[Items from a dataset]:
· · · · ·
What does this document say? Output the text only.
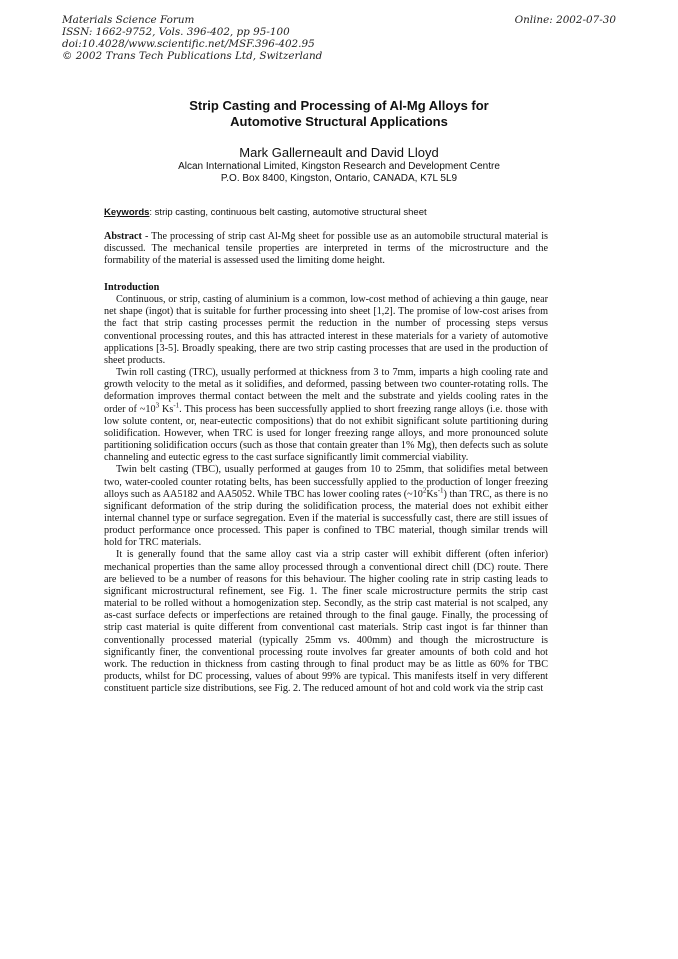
Materials Science Forum
ISSN: 1662-9752, Vols. 396-402, pp 95-100
doi:10.4028/www.scientific.net/MSF.396-402.95
© 2002 Trans Tech Publications Ltd, Switzerland
Online: 2002-07-30
Strip Casting and Processing of Al-Mg Alloys for
Automotive Structural Applications
Mark Gallerneault and David Lloyd
Alcan International Limited, Kingston Research and Development Centre
P.O. Box 8400, Kingston, Ontario, CANADA, K7L 5L9
Keywords: strip casting, continuous belt casting, automotive structural sheet
Abstract - The processing of strip cast Al-Mg sheet for possible use as an automobile structural material is discussed. The mechanical tensile properties are interpreted in terms of the microstructure and the formability of the material is assessed used the limiting dome height.

Introduction

Continuous, or strip, casting of aluminium is a common, low-cost method of achieving a thin gauge, near net shape (ingot) that is suitable for further processing into sheet [1,2]. The promise of low-cost arises from the fact that strip casting processes permit the reduction in the number of processing steps versus conventional processing routes, and this has attracted interest in these materials for a variety of automotive applications [3-5]. Broadly speaking, there are two strip casting processes that are used in the production of sheet products.

Twin roll casting (TRC), usually performed at thickness from 3 to 7mm, imparts a high cooling rate and growth velocity to the metal as it solidifies, and deformed, passing between two counter-rotating rolls. The deformation improves thermal contact between the melt and the substrate and yields cooling rates in the order of $\sim 10^3$ $Ks^{-1}$. This process has been successfully applied to short freezing range alloys (i.e. those with low solute content, or, near-eutectic compositions) that do not exhibit significant solute partitioning during solidification. However, when TRC is used for longer freezing range alloys, and more pronounced solute partitioning solidification occurs (such as those that contain greater than 1% Mg), then defects such as solute channeling and eutectic egress to the cast surface significantly limit commercial viability.

Twin belt casting (TBC), usually performed at gauges from 10 to 25mm, that solidifies metal between two, water-cooled counter rotating belts, has been successfully applied to the production of longer freezing alloys such as AA5182 and AA5052. While TBC has lower cooling rates $(\sim 10^2Ks^{-1})$ than TRC, as there is no significant deformation of the strip during the solidification process, the material does not exhibit either internal channel type or surface segregation. Even if the material is successfully cast, there are still issues of product performance once processed. This paper is confined to TBC material, though similar trends will hold for TRC materials.

It is generally found that the same alloy cast via a strip caster will exhibit different (often inferior) mechanical properties than the same alloy processed through a conventional direct chill (DC) route. There are believed to be a number of reasons for this behaviour. The higher cooling rate in strip casting leads to significant microstructural refinement, see Fig. 1. The finer scale microstructure permits the strip cast material to be rolled without a homogenization step. Secondly, as the strip cast material is not scalped, any as-cast surface defects or imperfections are retained through to the final gauge. Finally, the processing of strip cast material is quite different from conventional cast materials. Strip cast ingot is far thinner than conventionally processed material (typically 25mm vs. 400mm) and though the microstructure is significantly finer, the conventional processing route involves far greater amounts of both cold and hot work. The reduction in thickness from casting through to final product may be as little as 60% for TBC products, whilst for DC processing, values of about 99% are typical. This manifests itself in very different constituent particle size distributions, see Fig. 2. The reduced amount of hot and cold work via the strip cast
· · · · ·
[TO DO]: Reproduce each record from above exactly; pictures do not belong in the copy.

[SOLVED EXERCISE]:
What does this document say? Output the text only.
Materials Science Forum
ISSN: 1662-9752, Vols. 396-402, pp 95-100
doi:10.4028/www.scientific.net/MSF.396-402.95
© 2002 Trans Tech Publications Ltd, Switzerland
Online: 2002-07-30
Strip Casting and Processing of Al-Mg Alloys for
Automotive Structural Applications
Mark Gallerneault and David Lloyd
Alcan International Limited, Kingston Research and Development Centre
P.O. Box 8400, Kingston, Ontario, CANADA, K7L 5L9
Keywords: strip casting, continuous belt casting, automotive structural sheet
Abstract - The processing of strip cast Al-Mg sheet for possible use as an automobile structural material is discussed. The mechanical tensile properties are interpreted in terms of the microstructure and the formability of the material is assessed used the limiting dome height.

Introduction

Continuous, or strip, casting of aluminium is a common, low-cost method of achieving a thin gauge, near net shape (ingot) that is suitable for further processing into sheet [1,2]. The promise of low-cost arises from the fact that strip casting processes permit the reduction in the number of processing steps versus conventional processing routes, and this has attracted interest in these materials for a variety of automotive applications [3-5]. Broadly speaking, there are two strip casting processes that are used in the production of sheet products.

Twin roll casting (TRC), usually performed at thickness from 3 to 7mm, imparts a high cooling rate and growth velocity to the metal as it solidifies, and deformed, passing between two counter-rotating rolls. The deformation improves thermal contact between the melt and the substrate and yields cooling rates in the order of $\sim 10^3$ $Ks^{-1}$. This process has been successfully applied to short freezing range alloys (i.e. those with low solute content, or, near-eutectic compositions) that do not exhibit significant solute partitioning during solidification. However, when TRC is used for longer freezing range alloys, and more pronounced solute partitioning solidification occurs (such as those that contain greater than 1% Mg), then defects such as solute channeling and eutectic egress to the cast surface significantly limit commercial viability.

Twin belt casting (TBC), usually performed at gauges from 10 to 25mm, that solidifies metal between two, water-cooled counter rotating belts, has been successfully applied to the production of longer freezing alloys such as AA5182 and AA5052. While TBC has lower cooling rates $(\sim 10^2Ks^{-1})$ than TRC, as there is no significant deformation of the strip during the solidification process, the material does not exhibit either internal channel type or surface segregation. Even if the material is successfully cast, there are still issues of product performance once processed. This paper is confined to TBC material, though similar trends will hold for TRC materials.

It is generally found that the same alloy cast via a strip caster will exhibit different (often inferior) mechanical properties than the same alloy processed through a conventional direct chill (DC) route. There are believed to be a number of reasons for this behaviour. The higher cooling rate in strip casting leads to significant microstructural refinement, see Fig. 1. The finer scale microstructure permits the strip cast material to be rolled without a homogenization step. Secondly, as the strip cast material is not scalped, any as-cast surface defects or imperfections are retained through to the final gauge. Finally, the processing of strip cast material is quite different from conventional cast materials. Strip cast ingot is far thinner than conventionally processed material (typically 25mm vs. 400mm) and though the microstructure is significantly finer, the conventional processing route involves far greater amounts of both cold and hot work. The reduction in thickness from casting through to final product may be as little as 60% for TBC products, whilst for DC processing, values of about 99% are typical. This manifests itself in very different constituent particle size distributions, see Fig. 2. The reduced amount of hot and cold work via the strip cast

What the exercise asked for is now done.